Written problem: Starting at the line that has "legend-label: σ3 = 400 kPa xyxy=(183,145,306,180)" and ending after the line that has "data-point xyxy=(304,340,321,358)", rewrite those lines with "legend-marker" changed to "legend-symbol" and every other character left the same. Return only those lines.
[Start Dataset records]
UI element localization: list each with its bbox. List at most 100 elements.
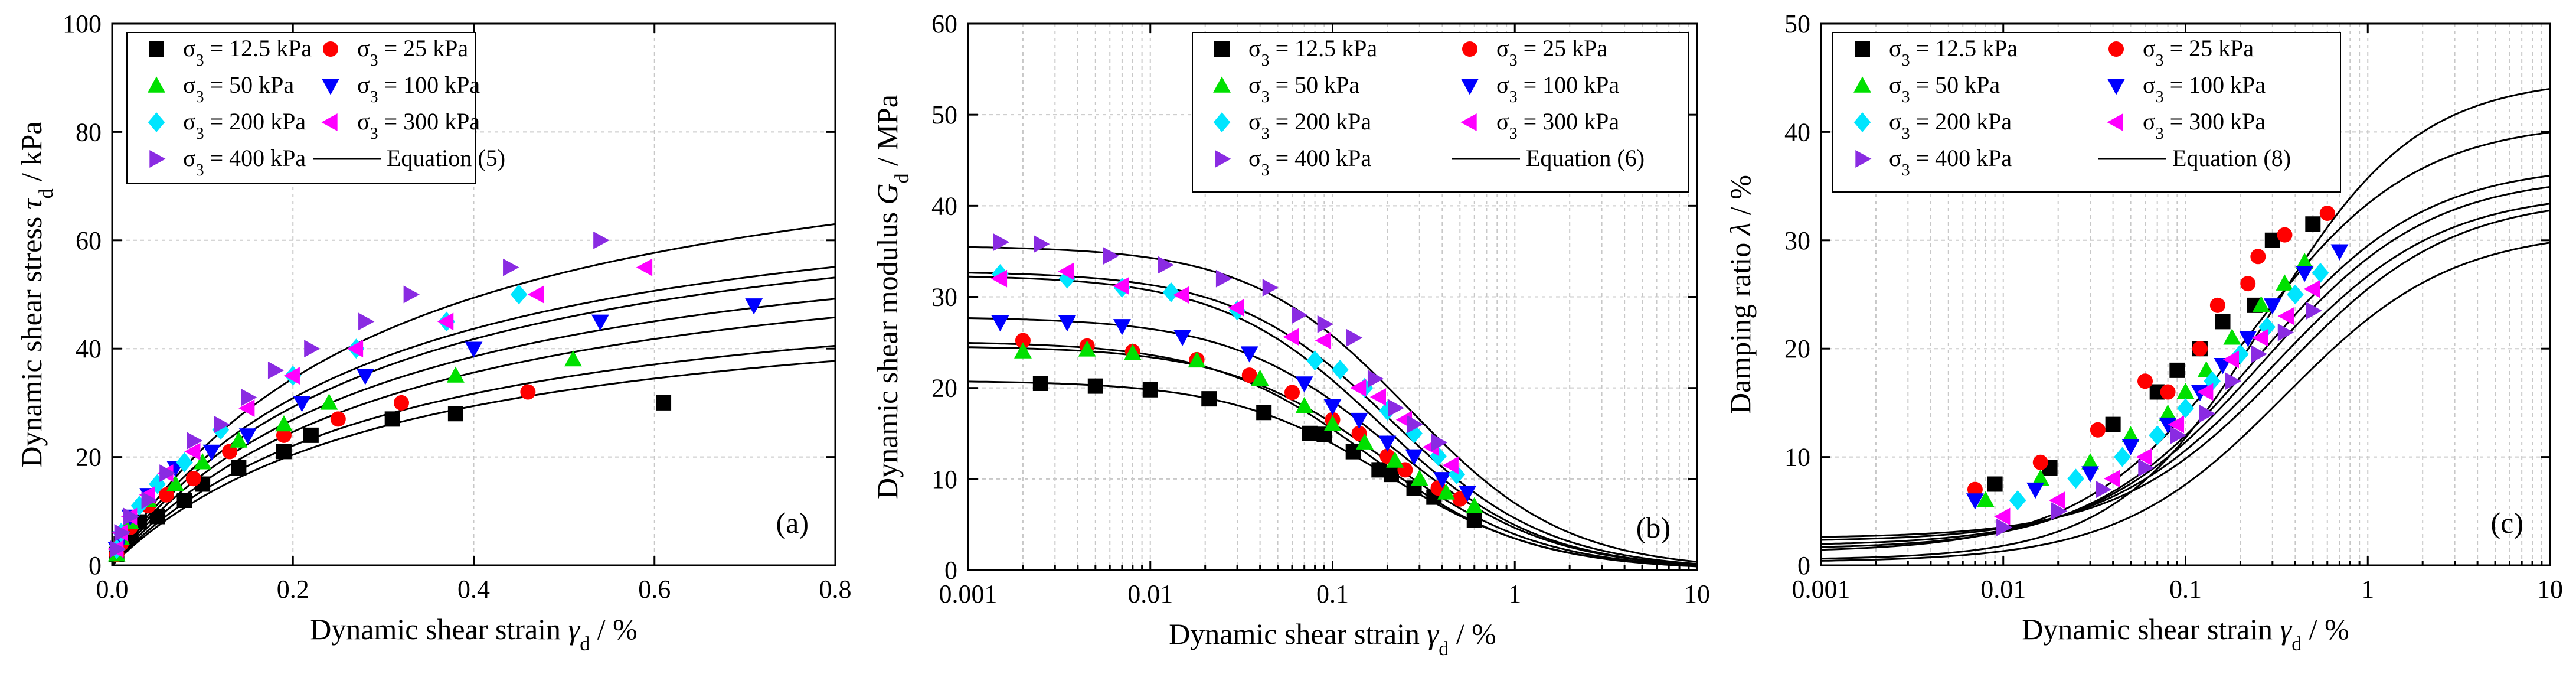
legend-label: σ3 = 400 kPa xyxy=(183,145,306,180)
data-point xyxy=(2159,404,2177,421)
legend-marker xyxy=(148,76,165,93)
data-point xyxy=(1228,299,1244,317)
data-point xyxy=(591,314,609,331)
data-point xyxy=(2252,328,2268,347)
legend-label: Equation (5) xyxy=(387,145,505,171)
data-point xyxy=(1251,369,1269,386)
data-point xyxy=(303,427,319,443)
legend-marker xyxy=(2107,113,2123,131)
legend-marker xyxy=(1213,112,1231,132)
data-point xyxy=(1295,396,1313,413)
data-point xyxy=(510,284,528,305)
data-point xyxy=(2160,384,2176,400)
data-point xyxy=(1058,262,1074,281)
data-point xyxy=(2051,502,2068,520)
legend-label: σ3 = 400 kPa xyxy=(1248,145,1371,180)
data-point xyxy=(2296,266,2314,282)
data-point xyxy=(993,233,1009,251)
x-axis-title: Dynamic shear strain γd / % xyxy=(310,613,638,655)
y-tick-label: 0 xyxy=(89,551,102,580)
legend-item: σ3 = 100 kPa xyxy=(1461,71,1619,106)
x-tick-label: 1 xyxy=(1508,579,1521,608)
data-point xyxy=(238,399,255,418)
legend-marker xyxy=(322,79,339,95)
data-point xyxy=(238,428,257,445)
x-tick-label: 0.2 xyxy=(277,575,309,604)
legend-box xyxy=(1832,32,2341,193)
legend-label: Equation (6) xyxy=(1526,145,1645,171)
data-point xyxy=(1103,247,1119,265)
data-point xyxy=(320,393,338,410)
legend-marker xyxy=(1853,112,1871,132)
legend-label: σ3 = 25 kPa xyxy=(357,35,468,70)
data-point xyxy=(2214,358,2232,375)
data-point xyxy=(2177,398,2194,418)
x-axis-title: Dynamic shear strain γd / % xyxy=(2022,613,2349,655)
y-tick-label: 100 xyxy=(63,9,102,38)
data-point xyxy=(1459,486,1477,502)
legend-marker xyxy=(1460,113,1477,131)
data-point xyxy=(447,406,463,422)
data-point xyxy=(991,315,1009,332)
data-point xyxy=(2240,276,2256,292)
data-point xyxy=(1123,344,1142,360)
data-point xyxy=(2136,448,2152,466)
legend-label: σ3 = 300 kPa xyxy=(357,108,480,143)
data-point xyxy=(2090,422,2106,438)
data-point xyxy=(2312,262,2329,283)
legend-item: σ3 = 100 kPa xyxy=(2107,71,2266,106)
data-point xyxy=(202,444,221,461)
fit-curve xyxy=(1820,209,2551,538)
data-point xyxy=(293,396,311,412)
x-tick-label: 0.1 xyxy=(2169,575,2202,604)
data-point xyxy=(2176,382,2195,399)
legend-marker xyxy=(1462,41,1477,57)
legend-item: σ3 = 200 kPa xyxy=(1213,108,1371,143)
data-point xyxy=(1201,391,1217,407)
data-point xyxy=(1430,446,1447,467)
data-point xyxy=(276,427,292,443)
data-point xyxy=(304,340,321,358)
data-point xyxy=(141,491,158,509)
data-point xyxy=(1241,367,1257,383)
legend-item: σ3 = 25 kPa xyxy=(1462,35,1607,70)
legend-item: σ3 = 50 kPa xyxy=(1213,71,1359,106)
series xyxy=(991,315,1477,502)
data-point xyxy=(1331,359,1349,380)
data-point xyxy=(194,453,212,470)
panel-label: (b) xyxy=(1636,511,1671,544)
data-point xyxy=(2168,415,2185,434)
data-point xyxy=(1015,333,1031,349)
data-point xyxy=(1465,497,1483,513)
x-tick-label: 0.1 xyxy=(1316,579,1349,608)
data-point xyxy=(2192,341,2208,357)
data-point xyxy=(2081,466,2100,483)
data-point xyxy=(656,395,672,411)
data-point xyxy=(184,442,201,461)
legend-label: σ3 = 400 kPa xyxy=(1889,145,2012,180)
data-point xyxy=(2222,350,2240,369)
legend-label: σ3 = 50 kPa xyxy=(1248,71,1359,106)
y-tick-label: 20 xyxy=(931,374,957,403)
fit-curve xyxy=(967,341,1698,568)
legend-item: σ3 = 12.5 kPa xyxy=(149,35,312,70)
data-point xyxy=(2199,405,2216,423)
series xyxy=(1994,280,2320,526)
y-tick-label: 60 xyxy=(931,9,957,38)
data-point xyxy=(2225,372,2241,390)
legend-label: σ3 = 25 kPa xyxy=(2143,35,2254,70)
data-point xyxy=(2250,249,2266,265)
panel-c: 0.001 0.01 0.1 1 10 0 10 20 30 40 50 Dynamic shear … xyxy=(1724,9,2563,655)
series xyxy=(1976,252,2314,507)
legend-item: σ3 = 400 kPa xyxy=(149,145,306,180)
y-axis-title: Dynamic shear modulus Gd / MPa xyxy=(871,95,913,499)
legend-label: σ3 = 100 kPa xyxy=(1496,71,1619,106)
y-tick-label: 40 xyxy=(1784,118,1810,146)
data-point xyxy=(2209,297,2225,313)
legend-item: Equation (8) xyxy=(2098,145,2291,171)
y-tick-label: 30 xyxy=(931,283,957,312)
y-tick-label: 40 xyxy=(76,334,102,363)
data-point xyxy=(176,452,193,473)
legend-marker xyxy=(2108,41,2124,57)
[End Dataset records]
Solution for this exercise:
legend-label: σ3 = 400 kPa xyxy=(183,145,306,180)
data-point xyxy=(2159,404,2177,421)
legend-symbol xyxy=(148,76,165,93)
data-point xyxy=(1228,299,1244,317)
data-point xyxy=(591,314,609,331)
data-point xyxy=(2252,328,2268,347)
legend-label: Equation (5) xyxy=(387,145,505,171)
data-point xyxy=(1251,369,1269,386)
data-point xyxy=(303,427,319,443)
legend-symbol xyxy=(2107,113,2123,131)
legend-symbol xyxy=(1213,112,1231,132)
data-point xyxy=(1295,396,1313,413)
data-point xyxy=(510,284,528,305)
data-point xyxy=(2160,384,2176,400)
data-point xyxy=(1058,262,1074,281)
data-point xyxy=(2051,502,2068,520)
legend-label: σ3 = 400 kPa xyxy=(1248,145,1371,180)
data-point xyxy=(2296,266,2314,282)
data-point xyxy=(993,233,1009,251)
x-axis-title: Dynamic shear strain γd / % xyxy=(310,613,638,655)
y-tick-label: 0 xyxy=(89,551,102,580)
legend-item: σ3 = 100 kPa xyxy=(1461,71,1619,106)
x-tick-label: 1 xyxy=(1508,579,1521,608)
data-point xyxy=(238,399,255,418)
legend-symbol xyxy=(322,79,339,95)
data-point xyxy=(238,428,257,445)
x-tick-label: 0.2 xyxy=(277,575,309,604)
legend-box xyxy=(1832,32,2341,193)
legend-label: Equation (6) xyxy=(1526,145,1645,171)
data-point xyxy=(1103,247,1119,265)
data-point xyxy=(320,393,338,410)
legend-symbol xyxy=(1853,112,1871,132)
legend-label: σ3 = 25 kPa xyxy=(357,35,468,70)
data-point xyxy=(2214,358,2232,375)
data-point xyxy=(2177,398,2194,418)
x-axis-title: Dynamic shear strain γd / % xyxy=(2022,613,2349,655)
y-tick-label: 100 xyxy=(63,9,102,38)
data-point xyxy=(1459,486,1477,502)
legend-symbol xyxy=(1460,113,1477,131)
data-point xyxy=(447,406,463,422)
data-point xyxy=(991,315,1009,332)
data-point xyxy=(2240,276,2256,292)
data-point xyxy=(1123,344,1142,360)
data-point xyxy=(2136,448,2152,466)
legend-label: σ3 = 300 kPa xyxy=(357,108,480,143)
data-point xyxy=(2090,422,2106,438)
data-point xyxy=(2312,262,2329,283)
legend-item: σ3 = 100 kPa xyxy=(2107,71,2266,106)
data-point xyxy=(202,444,221,461)
fit-curve xyxy=(1820,209,2551,538)
data-point xyxy=(293,396,311,412)
x-tick-label: 0.1 xyxy=(2169,575,2202,604)
data-point xyxy=(2176,382,2195,399)
legend-symbol xyxy=(1462,41,1477,57)
legend-item: σ3 = 200 kPa xyxy=(1213,108,1371,143)
data-point xyxy=(1201,391,1217,407)
data-point xyxy=(1430,446,1447,467)
data-point xyxy=(276,427,292,443)
data-point xyxy=(304,340,321,358)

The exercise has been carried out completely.